§ **Instructions for the task**:
Look through the lines below and extract each one that contains "placeholder".

§ **Records to process**:
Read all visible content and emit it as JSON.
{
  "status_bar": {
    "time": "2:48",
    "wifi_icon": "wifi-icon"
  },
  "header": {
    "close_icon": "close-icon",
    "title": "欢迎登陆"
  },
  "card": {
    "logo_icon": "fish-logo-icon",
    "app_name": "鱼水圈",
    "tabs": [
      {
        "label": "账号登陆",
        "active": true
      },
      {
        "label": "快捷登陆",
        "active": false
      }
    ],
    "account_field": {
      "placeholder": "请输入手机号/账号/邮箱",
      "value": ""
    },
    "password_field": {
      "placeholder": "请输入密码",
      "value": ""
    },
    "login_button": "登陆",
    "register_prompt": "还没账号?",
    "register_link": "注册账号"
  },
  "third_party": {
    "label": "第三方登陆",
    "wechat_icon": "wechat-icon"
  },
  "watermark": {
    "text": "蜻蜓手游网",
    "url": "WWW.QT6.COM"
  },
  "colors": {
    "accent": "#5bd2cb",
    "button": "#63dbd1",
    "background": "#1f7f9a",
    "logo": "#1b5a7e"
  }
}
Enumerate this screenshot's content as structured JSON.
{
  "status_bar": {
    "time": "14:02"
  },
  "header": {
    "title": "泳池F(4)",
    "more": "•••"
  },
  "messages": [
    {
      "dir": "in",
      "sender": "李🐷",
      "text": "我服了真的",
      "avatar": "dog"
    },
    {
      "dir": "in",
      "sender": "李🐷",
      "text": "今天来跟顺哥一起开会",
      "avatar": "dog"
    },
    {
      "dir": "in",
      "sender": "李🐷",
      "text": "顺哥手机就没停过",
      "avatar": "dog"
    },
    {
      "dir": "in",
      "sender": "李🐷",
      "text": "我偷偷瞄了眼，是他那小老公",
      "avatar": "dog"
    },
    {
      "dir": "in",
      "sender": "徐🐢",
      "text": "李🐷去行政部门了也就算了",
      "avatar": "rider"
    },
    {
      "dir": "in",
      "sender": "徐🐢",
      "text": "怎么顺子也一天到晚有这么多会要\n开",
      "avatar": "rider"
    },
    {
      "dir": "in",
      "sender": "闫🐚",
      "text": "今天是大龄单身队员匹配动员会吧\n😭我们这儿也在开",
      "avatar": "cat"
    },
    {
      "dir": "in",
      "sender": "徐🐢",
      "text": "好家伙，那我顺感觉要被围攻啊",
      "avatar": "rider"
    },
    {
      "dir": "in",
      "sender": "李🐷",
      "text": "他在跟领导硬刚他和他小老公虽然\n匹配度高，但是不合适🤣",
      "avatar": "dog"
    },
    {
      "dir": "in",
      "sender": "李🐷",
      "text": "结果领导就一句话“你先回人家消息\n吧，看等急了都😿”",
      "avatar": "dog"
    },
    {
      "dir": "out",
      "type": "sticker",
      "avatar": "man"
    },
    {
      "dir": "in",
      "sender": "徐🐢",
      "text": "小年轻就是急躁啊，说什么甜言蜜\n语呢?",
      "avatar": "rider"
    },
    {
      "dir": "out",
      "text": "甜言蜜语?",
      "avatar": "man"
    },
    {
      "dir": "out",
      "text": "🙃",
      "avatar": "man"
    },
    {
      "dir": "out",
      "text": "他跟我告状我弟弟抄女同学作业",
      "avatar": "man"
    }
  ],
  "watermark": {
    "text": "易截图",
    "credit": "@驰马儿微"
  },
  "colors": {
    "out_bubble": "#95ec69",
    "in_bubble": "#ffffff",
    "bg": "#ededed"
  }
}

§ **Solution to this exercise**:
      "placeholder": "请输入手机号/账号/邮箱",
      "placeholder": "请输入密码",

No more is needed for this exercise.